**Set problem 1**
Which company do the terms and conditions of sale name as the seller?
**Set problem 2**
Write the next part of the terms and conditions of sale, following the end of the first numbered condition.

**Selected excerpt**
⁂
Design and Build - Structural Steel Work - Civil Engineering - Site Engineering Facilities

Terms & Conditions of Sale

Consumer transactions: nothing contained herein is intended to nor will it derogate from or exclude a consumer’s rights whether under the Sale of Goods Act 1979 or the unfair contract terms 1977 or at Common Law or otherwise which rights are preserved throughout.

  1. SUBJECT to the above statement all contracts for the supply of goods by the seller Holborne Group ltd. (thereafter referred to as “The Seller”) are made subject to the Conditions of Sale set out herein. No term, condition, or standard of performance is to be implied or incorporated into the contract by reference to any standard or printed terms or conditions or to any course of dealings referred to by on behalf of the buyer.
⁂
**Dataset entries**

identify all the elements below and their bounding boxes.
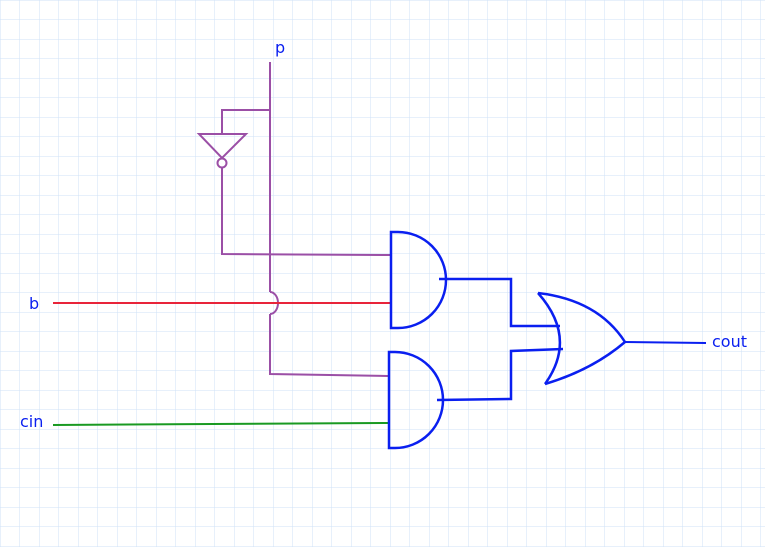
or-gate xyxy=(537,291,627,386)
label-p: p xyxy=(275,38,285,57)
label-cin: cin xyxy=(20,412,43,431)
not-gate xyxy=(196,133,249,169)
label-cout: cout xyxy=(712,332,747,351)
and-gate-top xyxy=(389,230,448,330)
and-gate-bottom xyxy=(387,350,445,450)
wire-p xyxy=(221,62,391,377)
wire-cout xyxy=(624,341,707,344)
wire-and-to-or xyxy=(436,277,564,402)
wire-cin xyxy=(52,422,391,426)
label-b: b xyxy=(29,294,39,313)
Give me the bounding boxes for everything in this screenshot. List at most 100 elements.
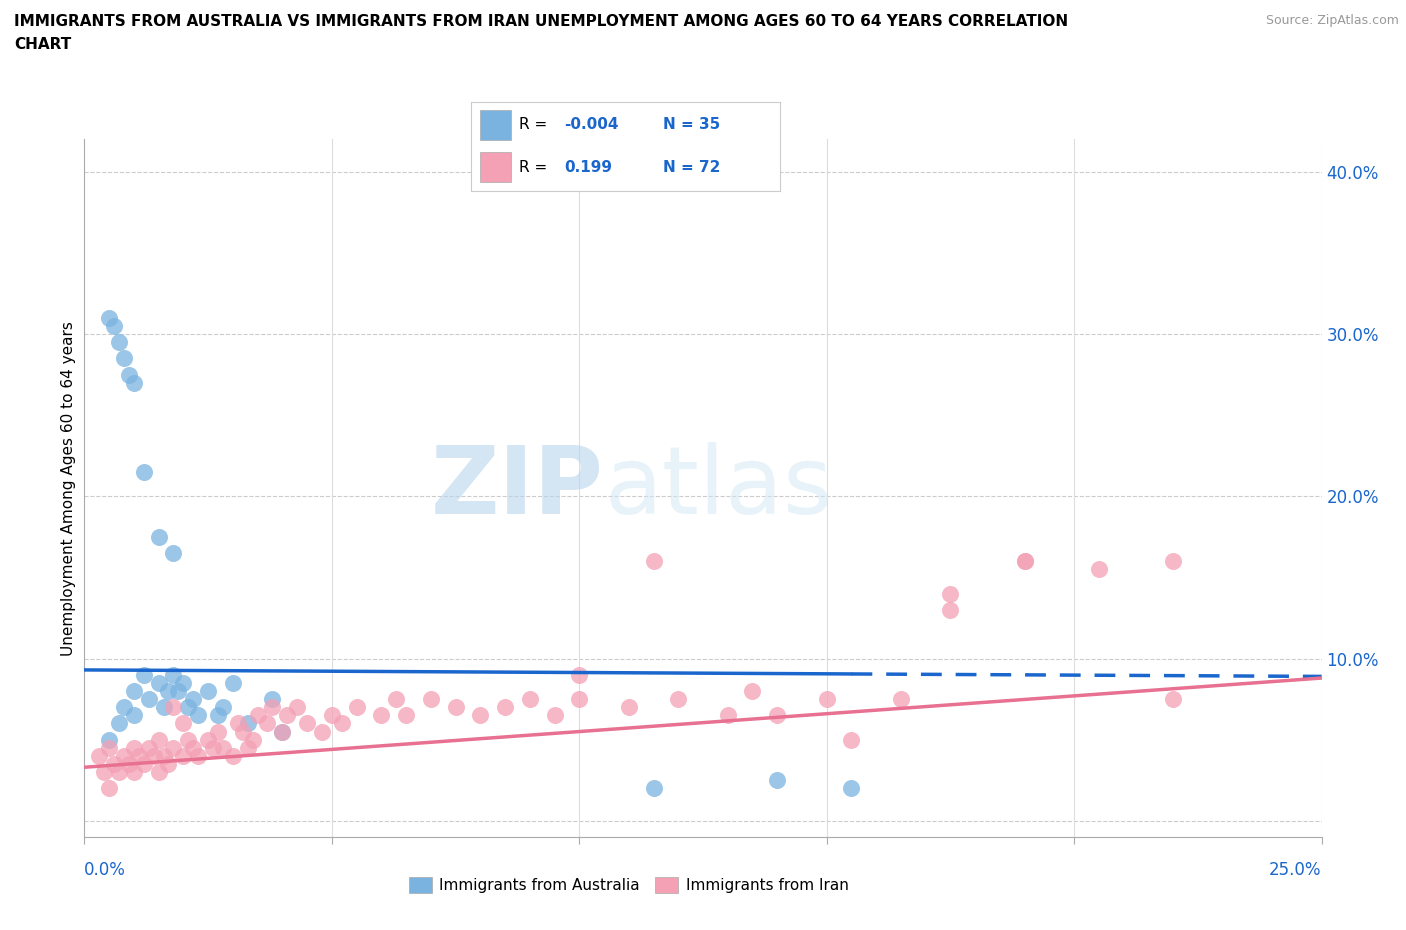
Point: [148, 732, 170, 747]
Text: Source: ZipAtlas.com: Source: ZipAtlas.com: [1265, 14, 1399, 27]
Point: [232, 724, 254, 739]
Point: [262, 692, 284, 707]
Point: [295, 716, 318, 731]
Point: [346, 699, 368, 714]
Point: [103, 757, 125, 772]
Point: [98, 311, 121, 325]
Point: [617, 699, 640, 714]
Point: [841, 732, 863, 747]
Point: [167, 684, 190, 698]
Point: [494, 699, 516, 714]
Bar: [481, 152, 512, 182]
Point: [890, 692, 912, 707]
Point: [138, 692, 160, 707]
Point: [157, 757, 180, 772]
Point: [643, 781, 665, 796]
Point: [148, 675, 170, 690]
Point: [98, 732, 121, 747]
Point: [1161, 692, 1184, 707]
Point: [262, 699, 284, 714]
Point: [841, 781, 863, 796]
Point: [142, 749, 165, 764]
Point: [741, 684, 763, 698]
Point: [939, 586, 962, 601]
Point: [643, 553, 665, 568]
Point: [122, 684, 145, 698]
Point: [207, 708, 229, 723]
Point: [330, 716, 353, 731]
Point: [444, 699, 467, 714]
Point: [172, 749, 194, 764]
Bar: [481, 111, 512, 140]
Y-axis label: Unemployment Among Ages 60 to 64 years: Unemployment Among Ages 60 to 64 years: [60, 321, 76, 656]
Point: [256, 716, 278, 731]
Point: [162, 668, 184, 683]
Text: atlas: atlas: [605, 443, 832, 534]
Point: [181, 692, 204, 707]
Point: [197, 732, 219, 747]
Text: 0.199: 0.199: [564, 160, 612, 175]
Point: [202, 740, 225, 755]
Point: [1088, 562, 1111, 577]
Point: [157, 684, 180, 698]
Point: [187, 749, 209, 764]
Point: [181, 740, 204, 755]
Point: [1014, 553, 1036, 568]
Point: [108, 764, 131, 779]
Point: [197, 684, 219, 698]
Point: [162, 699, 184, 714]
Point: [321, 708, 343, 723]
Point: [148, 529, 170, 544]
Point: [172, 716, 194, 731]
Point: [207, 724, 229, 739]
Point: [93, 764, 115, 779]
Point: [285, 699, 308, 714]
Point: [103, 319, 125, 334]
Point: [419, 692, 441, 707]
Text: ZIP: ZIP: [432, 443, 605, 534]
Point: [222, 675, 245, 690]
Point: [152, 699, 174, 714]
Point: [122, 708, 145, 723]
Point: [177, 732, 200, 747]
Point: [271, 724, 294, 739]
Point: [766, 708, 789, 723]
Point: [162, 546, 184, 561]
Point: [112, 749, 135, 764]
Text: 0.0%: 0.0%: [84, 861, 127, 880]
Text: IMMIGRANTS FROM AUSTRALIA VS IMMIGRANTS FROM IRAN UNEMPLOYMENT AMONG AGES 60 TO : IMMIGRANTS FROM AUSTRALIA VS IMMIGRANTS …: [14, 14, 1069, 29]
Point: [132, 757, 155, 772]
Point: [815, 692, 838, 707]
Point: [395, 708, 418, 723]
Point: [98, 781, 121, 796]
Legend: Immigrants from Australia, Immigrants from Iran: Immigrants from Australia, Immigrants fr…: [402, 870, 855, 899]
Point: [132, 465, 155, 480]
Point: [519, 692, 541, 707]
Point: [118, 757, 141, 772]
Point: [162, 740, 184, 755]
Text: N = 72: N = 72: [662, 160, 720, 175]
Point: [108, 716, 131, 731]
Point: [108, 335, 131, 350]
Point: [242, 732, 264, 747]
Point: [717, 708, 740, 723]
Point: [222, 749, 245, 764]
Point: [666, 692, 689, 707]
Text: 25.0%: 25.0%: [1270, 861, 1322, 880]
Point: [212, 740, 235, 755]
Point: [385, 692, 408, 707]
Point: [89, 749, 111, 764]
Point: [470, 708, 492, 723]
Point: [118, 367, 141, 382]
Point: [568, 668, 591, 683]
Point: [236, 740, 259, 755]
Text: CHART: CHART: [14, 37, 72, 52]
Point: [766, 773, 789, 788]
Point: [148, 764, 170, 779]
Point: [236, 716, 259, 731]
Point: [543, 708, 565, 723]
Point: [177, 699, 200, 714]
Point: [112, 699, 135, 714]
Point: [246, 708, 269, 723]
Point: [568, 692, 591, 707]
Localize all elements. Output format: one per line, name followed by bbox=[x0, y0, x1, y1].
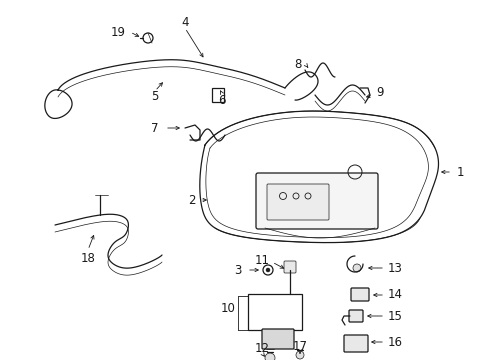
FancyBboxPatch shape bbox=[343, 335, 367, 352]
FancyBboxPatch shape bbox=[266, 184, 328, 220]
Circle shape bbox=[265, 268, 269, 272]
Text: 8: 8 bbox=[294, 58, 301, 72]
Text: 5: 5 bbox=[151, 90, 159, 104]
Bar bbox=[212, 88, 224, 102]
Text: 3: 3 bbox=[234, 264, 241, 276]
Text: 2: 2 bbox=[188, 194, 195, 207]
Text: 12: 12 bbox=[254, 342, 269, 355]
Text: 7: 7 bbox=[151, 122, 159, 135]
Circle shape bbox=[352, 264, 360, 272]
Text: 17: 17 bbox=[292, 341, 307, 354]
Text: 4: 4 bbox=[181, 15, 188, 28]
FancyBboxPatch shape bbox=[284, 261, 295, 273]
Circle shape bbox=[295, 351, 304, 359]
Bar bbox=[247, 294, 302, 330]
Text: 16: 16 bbox=[386, 336, 402, 348]
Text: 9: 9 bbox=[375, 85, 383, 99]
Text: 19: 19 bbox=[110, 26, 125, 39]
FancyBboxPatch shape bbox=[350, 288, 368, 301]
Text: 1: 1 bbox=[455, 166, 463, 179]
FancyBboxPatch shape bbox=[348, 310, 362, 322]
Text: 14: 14 bbox=[386, 288, 402, 302]
FancyBboxPatch shape bbox=[256, 173, 377, 229]
Circle shape bbox=[264, 353, 274, 360]
Text: 13: 13 bbox=[387, 261, 402, 274]
Text: 10: 10 bbox=[220, 302, 235, 315]
Text: 6: 6 bbox=[218, 94, 225, 107]
FancyBboxPatch shape bbox=[262, 329, 293, 349]
Text: 11: 11 bbox=[254, 253, 269, 266]
Text: 18: 18 bbox=[81, 252, 95, 265]
Text: 15: 15 bbox=[387, 310, 402, 323]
⁂
**Exercise output 1**
Holborne Group ltd.

**Exercise output 2**
  2. DECRIPTION OF GOODS All drawings descriptive matter, weight, dimensions, volumes, specification, brochure, catalogues, price lists and all advertising matter are approximate and by way of identification only and are intended merely to present a general idea of the goods described therein and their use shall not in any circumstances render any sale a sale by description nor shall they form part of any contract.
  3. SAMPLES Any sample submitted or description given by the Sellers are only submitted or given as indicating the class or type of material concerned and no warranty or guarantee is given by the Sellers as to the size, colour, or quantity of the bulk of the goods other than they will comply with the appropriate British Standard Specification where applicable.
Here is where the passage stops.